● **Data extract**

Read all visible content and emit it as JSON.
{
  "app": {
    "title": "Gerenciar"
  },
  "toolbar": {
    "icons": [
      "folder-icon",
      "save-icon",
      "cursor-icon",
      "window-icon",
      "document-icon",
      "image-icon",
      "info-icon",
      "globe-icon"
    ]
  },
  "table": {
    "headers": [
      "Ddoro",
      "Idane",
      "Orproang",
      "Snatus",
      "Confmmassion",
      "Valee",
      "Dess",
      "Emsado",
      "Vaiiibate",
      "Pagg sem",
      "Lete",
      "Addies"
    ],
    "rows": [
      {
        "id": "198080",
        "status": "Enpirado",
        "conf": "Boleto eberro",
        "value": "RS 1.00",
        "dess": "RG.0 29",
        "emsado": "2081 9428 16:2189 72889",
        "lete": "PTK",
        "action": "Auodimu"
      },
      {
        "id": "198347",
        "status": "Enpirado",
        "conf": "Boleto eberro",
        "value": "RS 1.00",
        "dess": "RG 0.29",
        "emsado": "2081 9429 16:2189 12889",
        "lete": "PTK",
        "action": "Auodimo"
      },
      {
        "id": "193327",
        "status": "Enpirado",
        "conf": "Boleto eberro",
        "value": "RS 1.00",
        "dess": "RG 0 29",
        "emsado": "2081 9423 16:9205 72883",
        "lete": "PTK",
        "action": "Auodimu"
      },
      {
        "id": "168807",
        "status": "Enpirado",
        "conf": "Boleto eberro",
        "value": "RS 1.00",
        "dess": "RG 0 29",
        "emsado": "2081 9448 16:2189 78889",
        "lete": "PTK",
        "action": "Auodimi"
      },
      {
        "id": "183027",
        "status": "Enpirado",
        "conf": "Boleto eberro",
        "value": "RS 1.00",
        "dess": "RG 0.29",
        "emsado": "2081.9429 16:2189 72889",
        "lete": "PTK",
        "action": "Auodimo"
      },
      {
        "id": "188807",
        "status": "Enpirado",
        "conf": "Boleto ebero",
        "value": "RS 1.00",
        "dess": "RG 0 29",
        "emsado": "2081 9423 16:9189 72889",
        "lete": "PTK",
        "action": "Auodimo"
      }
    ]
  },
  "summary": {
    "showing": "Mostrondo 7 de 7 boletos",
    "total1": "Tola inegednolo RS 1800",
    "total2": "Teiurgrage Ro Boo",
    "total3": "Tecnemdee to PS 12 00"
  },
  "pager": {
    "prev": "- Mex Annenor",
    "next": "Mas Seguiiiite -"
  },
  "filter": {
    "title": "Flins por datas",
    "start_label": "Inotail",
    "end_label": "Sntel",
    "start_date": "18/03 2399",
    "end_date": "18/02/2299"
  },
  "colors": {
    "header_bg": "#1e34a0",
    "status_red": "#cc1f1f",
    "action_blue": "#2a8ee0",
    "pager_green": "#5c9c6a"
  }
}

● **Stated task**
Provide an exact reproduction of all the entries shown above.

● **Solution for this task**
Read all visible content and emit it as JSON.
{
  "app": {
    "title": "Gerenciar"
  },
  "toolbar": {
    "icons": [
      "folder-icon",
      "save-icon",
      "cursor-icon",
      "window-icon",
      "document-icon",
      "image-icon",
      "info-icon",
      "globe-icon"
    ]
  },
  "table": {
    "headers": [
      "Ddoro",
      "Idane",
      "Orproang",
      "Snatus",
      "Confmmassion",
      "Valee",
      "Dess",
      "Emsado",
      "Vaiiibate",
      "Pagg sem",
      "Lete",
      "Addies"
    ],
    "rows": [
      {
        "id": "198080",
        "status": "Enpirado",
        "conf": "Boleto eberro",
        "value": "RS 1.00",
        "dess": "RG.0 29",
        "emsado": "2081 9428 16:2189 72889",
        "lete": "PTK",
        "action": "Auodimu"
      },
      {
        "id": "198347",
        "status": "Enpirado",
        "conf": "Boleto eberro",
        "value": "RS 1.00",
        "dess": "RG 0.29",
        "emsado": "2081 9429 16:2189 12889",
        "lete": "PTK",
        "action": "Auodimo"
      },
      {
        "id": "193327",
        "status": "Enpirado",
        "conf": "Boleto eberro",
        "value": "RS 1.00",
        "dess": "RG 0 29",
        "emsado": "2081 9423 16:9205 72883",
        "lete": "PTK",
        "action": "Auodimu"
      },
      {
        "id": "168807",
        "status": "Enpirado",
        "conf": "Boleto eberro",
        "value": "RS 1.00",
        "dess": "RG 0 29",
        "emsado": "2081 9448 16:2189 78889",
        "lete": "PTK",
        "action": "Auodimi"
      },
      {
        "id": "183027",
        "status": "Enpirado",
        "conf": "Boleto eberro",
        "value": "RS 1.00",
        "dess": "RG 0.29",
        "emsado": "2081.9429 16:2189 72889",
        "lete": "PTK",
        "action": "Auodimo"
      },
      {
        "id": "188807",
        "status": "Enpirado",
        "conf": "Boleto ebero",
        "value": "RS 1.00",
        "dess": "RG 0 29",
        "emsado": "2081 9423 16:9189 72889",
        "lete": "PTK",
        "action": "Auodimo"
      }
    ]
  },
  "summary": {
    "showing": "Mostrondo 7 de 7 boletos",
    "total1": "Tola inegednolo RS 1800",
    "total2": "Teiurgrage Ro Boo",
    "total3": "Tecnemdee to PS 12 00"
  },
  "pager": {
    "prev": "- Mex Annenor",
    "next": "Mas Seguiiiite -"
  },
  "filter": {
    "title": "Flins por datas",
    "start_label": "Inotail",
    "end_label": "Sntel",
    "start_date": "18/03 2399",
    "end_date": "18/02/2299"
  },
  "colors": {
    "header_bg": "#1e34a0",
    "status_red": "#cc1f1f",
    "action_blue": "#2a8ee0",
    "pager_green": "#5c9c6a"
  }
}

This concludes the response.